● Record excerpts
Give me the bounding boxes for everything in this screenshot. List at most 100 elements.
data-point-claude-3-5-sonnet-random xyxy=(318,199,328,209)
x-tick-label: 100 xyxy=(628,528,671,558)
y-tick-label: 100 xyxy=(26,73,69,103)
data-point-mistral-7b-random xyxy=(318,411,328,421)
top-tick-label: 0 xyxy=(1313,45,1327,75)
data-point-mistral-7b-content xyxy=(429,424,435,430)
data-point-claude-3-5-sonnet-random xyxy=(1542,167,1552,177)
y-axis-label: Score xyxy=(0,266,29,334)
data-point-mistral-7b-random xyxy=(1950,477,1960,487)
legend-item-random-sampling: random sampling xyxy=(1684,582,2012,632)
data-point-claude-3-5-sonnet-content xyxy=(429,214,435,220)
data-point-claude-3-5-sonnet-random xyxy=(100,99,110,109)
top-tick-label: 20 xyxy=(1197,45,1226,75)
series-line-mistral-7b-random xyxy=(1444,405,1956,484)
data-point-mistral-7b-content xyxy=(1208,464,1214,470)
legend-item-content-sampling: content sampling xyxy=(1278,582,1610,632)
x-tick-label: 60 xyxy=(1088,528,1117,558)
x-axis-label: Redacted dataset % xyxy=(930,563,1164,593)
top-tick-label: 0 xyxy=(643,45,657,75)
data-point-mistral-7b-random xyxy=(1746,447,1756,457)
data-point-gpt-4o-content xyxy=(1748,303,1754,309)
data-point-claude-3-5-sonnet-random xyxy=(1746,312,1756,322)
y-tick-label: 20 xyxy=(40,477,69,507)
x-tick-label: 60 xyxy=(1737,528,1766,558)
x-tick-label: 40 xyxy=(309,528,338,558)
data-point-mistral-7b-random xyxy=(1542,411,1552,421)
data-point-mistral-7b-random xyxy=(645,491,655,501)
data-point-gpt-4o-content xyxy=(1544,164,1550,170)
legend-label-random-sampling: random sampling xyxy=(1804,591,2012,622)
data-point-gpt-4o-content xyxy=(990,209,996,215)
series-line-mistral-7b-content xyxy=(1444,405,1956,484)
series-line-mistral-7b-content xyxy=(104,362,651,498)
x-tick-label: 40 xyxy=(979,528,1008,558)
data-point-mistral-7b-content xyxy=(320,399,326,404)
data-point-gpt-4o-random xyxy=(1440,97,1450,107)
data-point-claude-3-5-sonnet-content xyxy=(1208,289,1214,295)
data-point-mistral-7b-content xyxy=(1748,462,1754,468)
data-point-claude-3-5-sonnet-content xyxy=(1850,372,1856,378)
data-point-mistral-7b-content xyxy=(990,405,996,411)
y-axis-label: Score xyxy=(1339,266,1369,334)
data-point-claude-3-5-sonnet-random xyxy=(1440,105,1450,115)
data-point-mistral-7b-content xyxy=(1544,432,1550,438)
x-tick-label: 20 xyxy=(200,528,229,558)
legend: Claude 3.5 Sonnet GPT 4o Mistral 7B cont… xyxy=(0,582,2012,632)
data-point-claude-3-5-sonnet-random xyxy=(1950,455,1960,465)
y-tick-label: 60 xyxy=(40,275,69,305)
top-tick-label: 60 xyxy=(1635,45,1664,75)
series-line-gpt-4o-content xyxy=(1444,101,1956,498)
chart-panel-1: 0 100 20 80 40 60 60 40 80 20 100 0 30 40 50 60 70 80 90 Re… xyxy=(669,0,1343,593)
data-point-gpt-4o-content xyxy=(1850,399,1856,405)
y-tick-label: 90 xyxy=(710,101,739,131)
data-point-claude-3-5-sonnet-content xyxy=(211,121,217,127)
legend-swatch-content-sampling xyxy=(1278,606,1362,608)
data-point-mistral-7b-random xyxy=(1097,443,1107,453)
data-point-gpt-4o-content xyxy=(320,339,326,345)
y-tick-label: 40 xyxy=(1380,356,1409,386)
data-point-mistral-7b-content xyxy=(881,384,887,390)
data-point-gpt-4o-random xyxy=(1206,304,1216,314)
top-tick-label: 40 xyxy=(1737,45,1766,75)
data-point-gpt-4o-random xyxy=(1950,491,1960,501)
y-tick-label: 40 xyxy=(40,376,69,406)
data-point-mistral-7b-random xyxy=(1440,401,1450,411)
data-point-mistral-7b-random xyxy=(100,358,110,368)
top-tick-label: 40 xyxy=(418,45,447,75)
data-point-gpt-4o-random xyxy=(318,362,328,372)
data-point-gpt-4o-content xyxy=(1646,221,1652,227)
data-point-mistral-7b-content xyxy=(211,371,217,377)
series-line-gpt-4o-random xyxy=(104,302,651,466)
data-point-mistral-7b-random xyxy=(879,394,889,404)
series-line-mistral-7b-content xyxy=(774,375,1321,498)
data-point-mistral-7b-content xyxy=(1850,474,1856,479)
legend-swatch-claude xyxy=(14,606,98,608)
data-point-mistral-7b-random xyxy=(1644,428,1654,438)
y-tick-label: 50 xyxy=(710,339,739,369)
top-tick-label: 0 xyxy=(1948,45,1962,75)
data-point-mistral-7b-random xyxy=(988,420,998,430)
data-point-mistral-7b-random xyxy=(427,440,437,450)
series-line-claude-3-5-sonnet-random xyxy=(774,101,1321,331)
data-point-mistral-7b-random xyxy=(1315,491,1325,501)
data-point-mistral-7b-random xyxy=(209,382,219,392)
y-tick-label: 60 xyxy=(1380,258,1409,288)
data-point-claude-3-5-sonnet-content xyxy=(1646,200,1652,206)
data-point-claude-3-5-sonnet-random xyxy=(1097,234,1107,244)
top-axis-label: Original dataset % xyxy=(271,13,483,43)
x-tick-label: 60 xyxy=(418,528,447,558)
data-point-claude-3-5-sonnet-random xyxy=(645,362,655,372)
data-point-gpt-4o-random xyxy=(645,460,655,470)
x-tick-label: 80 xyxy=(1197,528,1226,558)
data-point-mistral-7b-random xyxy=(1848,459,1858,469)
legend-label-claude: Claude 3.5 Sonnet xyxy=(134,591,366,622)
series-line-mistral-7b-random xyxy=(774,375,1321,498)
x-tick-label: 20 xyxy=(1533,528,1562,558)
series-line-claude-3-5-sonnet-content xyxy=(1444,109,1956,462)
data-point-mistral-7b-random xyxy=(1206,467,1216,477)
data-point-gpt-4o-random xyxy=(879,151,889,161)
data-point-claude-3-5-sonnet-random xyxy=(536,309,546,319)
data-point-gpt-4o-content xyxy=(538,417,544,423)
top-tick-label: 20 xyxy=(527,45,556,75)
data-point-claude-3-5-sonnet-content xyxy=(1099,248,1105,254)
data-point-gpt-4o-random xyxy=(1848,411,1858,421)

● Your goal
Arrange the listing above as a numbered list, leaving out any blank lines.

● Answer below
1. Give me the bounding boxes for everything in this screenshot. List at most 100 elements.
2. data-point-claude-3-5-sonnet-random xyxy=(318,199,328,209)
3. x-tick-label: 100 xyxy=(628,528,671,558)
4. y-tick-label: 100 xyxy=(26,73,69,103)
5. data-point-mistral-7b-random xyxy=(318,411,328,421)
6. top-tick-label: 0 xyxy=(1313,45,1327,75)
7. data-point-mistral-7b-content xyxy=(429,424,435,430)
8. data-point-claude-3-5-sonnet-random xyxy=(1542,167,1552,177)
9. y-axis-label: Score xyxy=(0,266,29,334)
10. data-point-mistral-7b-random xyxy=(1950,477,1960,487)
11. legend-item-random-sampling: random sampling xyxy=(1684,582,2012,632)
12. data-point-claude-3-5-sonnet-content xyxy=(429,214,435,220)
13. data-point-claude-3-5-sonnet-random xyxy=(100,99,110,109)
14. top-tick-label: 20 xyxy=(1197,45,1226,75)
15. series-line-mistral-7b-random xyxy=(1444,405,1956,484)
16. data-point-mistral-7b-content xyxy=(1208,464,1214,470)
17. legend-item-content-sampling: content sampling xyxy=(1278,582,1610,632)
18. x-tick-label: 60 xyxy=(1088,528,1117,558)
19. x-axis-label: Redacted dataset % xyxy=(930,563,1164,593)
20. top-tick-label: 0 xyxy=(643,45,657,75)
21. data-point-mistral-7b-random xyxy=(1746,447,1756,457)
22. data-point-gpt-4o-content xyxy=(1748,303,1754,309)
23. data-point-claude-3-5-sonnet-random xyxy=(1746,312,1756,322)
24. y-tick-label: 20 xyxy=(40,477,69,507)
25. x-tick-label: 60 xyxy=(1737,528,1766,558)
26. x-tick-label: 40 xyxy=(309,528,338,558)
27. data-point-mistral-7b-random xyxy=(1542,411,1552,421)
28. data-point-mistral-7b-random xyxy=(645,491,655,501)
29. data-point-gpt-4o-content xyxy=(1544,164,1550,170)
30. legend-label-random-sampling: random sampling xyxy=(1804,591,2012,622)
31. data-point-gpt-4o-content xyxy=(990,209,996,215)
32. series-line-mistral-7b-content xyxy=(1444,405,1956,484)
33. series-line-mistral-7b-content xyxy=(104,362,651,498)
34. x-tick-label: 40 xyxy=(979,528,1008,558)
35. data-point-mistral-7b-content xyxy=(320,399,326,404)
36. data-point-gpt-4o-random xyxy=(1440,97,1450,107)
37. data-point-claude-3-5-sonnet-content xyxy=(1208,289,1214,295)
38. data-point-mistral-7b-content xyxy=(1748,462,1754,468)
39. data-point-claude-3-5-sonnet-content xyxy=(1850,372,1856,378)
40. data-point-mistral-7b-content xyxy=(990,405,996,411)
41. y-axis-label: Score xyxy=(1339,266,1369,334)
42. data-point-claude-3-5-sonnet-random xyxy=(1440,105,1450,115)
43. data-point-mistral-7b-content xyxy=(1544,432,1550,438)
44. x-tick-label: 20 xyxy=(200,528,229,558)
45. legend: Claude 3.5 Sonnet GPT 4o Mistral 7B cont… xyxy=(0,582,2012,632)
46. data-point-claude-3-5-sonnet-random xyxy=(1950,455,1960,465)
47. y-tick-label: 60 xyxy=(40,275,69,305)
48. top-tick-label: 60 xyxy=(1635,45,1664,75)
49. series-line-gpt-4o-content xyxy=(1444,101,1956,498)
50. chart-panel-1: 0 100 20 80 40 60 60 40 80 20 100 0 30 40 50 60 70 80 90 Re… xyxy=(669,0,1343,593)
51. data-point-gpt-4o-content xyxy=(1850,399,1856,405)
52. y-tick-label: 90 xyxy=(710,101,739,131)
53. data-point-claude-3-5-sonnet-content xyxy=(211,121,217,127)
54. legend-swatch-content-sampling xyxy=(1278,606,1362,608)
55. data-point-mistral-7b-random xyxy=(1097,443,1107,453)
56. data-point-gpt-4o-content xyxy=(320,339,326,345)
57. y-tick-label: 40 xyxy=(1380,356,1409,386)
58. data-point-mistral-7b-content xyxy=(881,384,887,390)
59. data-point-gpt-4o-random xyxy=(1206,304,1216,314)
60. top-tick-label: 40 xyxy=(1737,45,1766,75)
61. data-point-gpt-4o-random xyxy=(1950,491,1960,501)
62. y-tick-label: 40 xyxy=(40,376,69,406)
63. data-point-mistral-7b-random xyxy=(1440,401,1450,411)
64. data-point-mistral-7b-random xyxy=(100,358,110,368)
65. top-tick-label: 40 xyxy=(418,45,447,75)
66. data-point-gpt-4o-random xyxy=(318,362,328,372)
67. data-point-gpt-4o-content xyxy=(1646,221,1652,227)
68. data-point-mistral-7b-content xyxy=(211,371,217,377)
69. series-line-gpt-4o-random xyxy=(104,302,651,466)
70. data-point-mistral-7b-random xyxy=(879,394,889,404)
71. series-line-mistral-7b-content xyxy=(774,375,1321,498)
72. data-point-mistral-7b-content xyxy=(1850,474,1856,479)
73. legend-swatch-claude xyxy=(14,606,98,608)
74. data-point-mistral-7b-random xyxy=(1644,428,1654,438)
75. y-tick-label: 50 xyxy=(710,339,739,369)
76. top-tick-label: 0 xyxy=(1948,45,1962,75)
77. data-point-mistral-7b-random xyxy=(988,420,998,430)
78. data-point-mistral-7b-random xyxy=(427,440,437,450)
79. series-line-claude-3-5-sonnet-random xyxy=(774,101,1321,331)
80. data-point-mistral-7b-random xyxy=(1315,491,1325,501)
81. data-point-mistral-7b-random xyxy=(209,382,219,392)
82. y-tick-label: 60 xyxy=(1380,258,1409,288)
83. data-point-claude-3-5-sonnet-content xyxy=(1646,200,1652,206)
84. data-point-claude-3-5-sonnet-random xyxy=(1097,234,1107,244)
85. top-axis-label: Original dataset % xyxy=(271,13,483,43)
86. x-tick-label: 60 xyxy=(418,528,447,558)
87. data-point-claude-3-5-sonnet-random xyxy=(645,362,655,372)
88. data-point-gpt-4o-random xyxy=(645,460,655,470)
89. x-tick-label: 80 xyxy=(1197,528,1226,558)
90. data-point-mistral-7b-random xyxy=(1848,459,1858,469)
91. legend-label-claude: Claude 3.5 Sonnet xyxy=(134,591,366,622)
92. series-line-mistral-7b-random xyxy=(774,375,1321,498)
93. x-tick-label: 20 xyxy=(1533,528,1562,558)
94. series-line-claude-3-5-sonnet-content xyxy=(1444,109,1956,462)
95. data-point-mistral-7b-random xyxy=(1206,467,1216,477)
96. data-point-gpt-4o-random xyxy=(879,151,889,161)
97. data-point-claude-3-5-sonnet-random xyxy=(536,309,546,319)
98. data-point-gpt-4o-content xyxy=(538,417,544,423)
99. top-tick-label: 20 xyxy=(527,45,556,75)
100. data-point-claude-3-5-sonnet-content xyxy=(1099,248,1105,254)
101. data-point-gpt-4o-random xyxy=(1848,411,1858,421)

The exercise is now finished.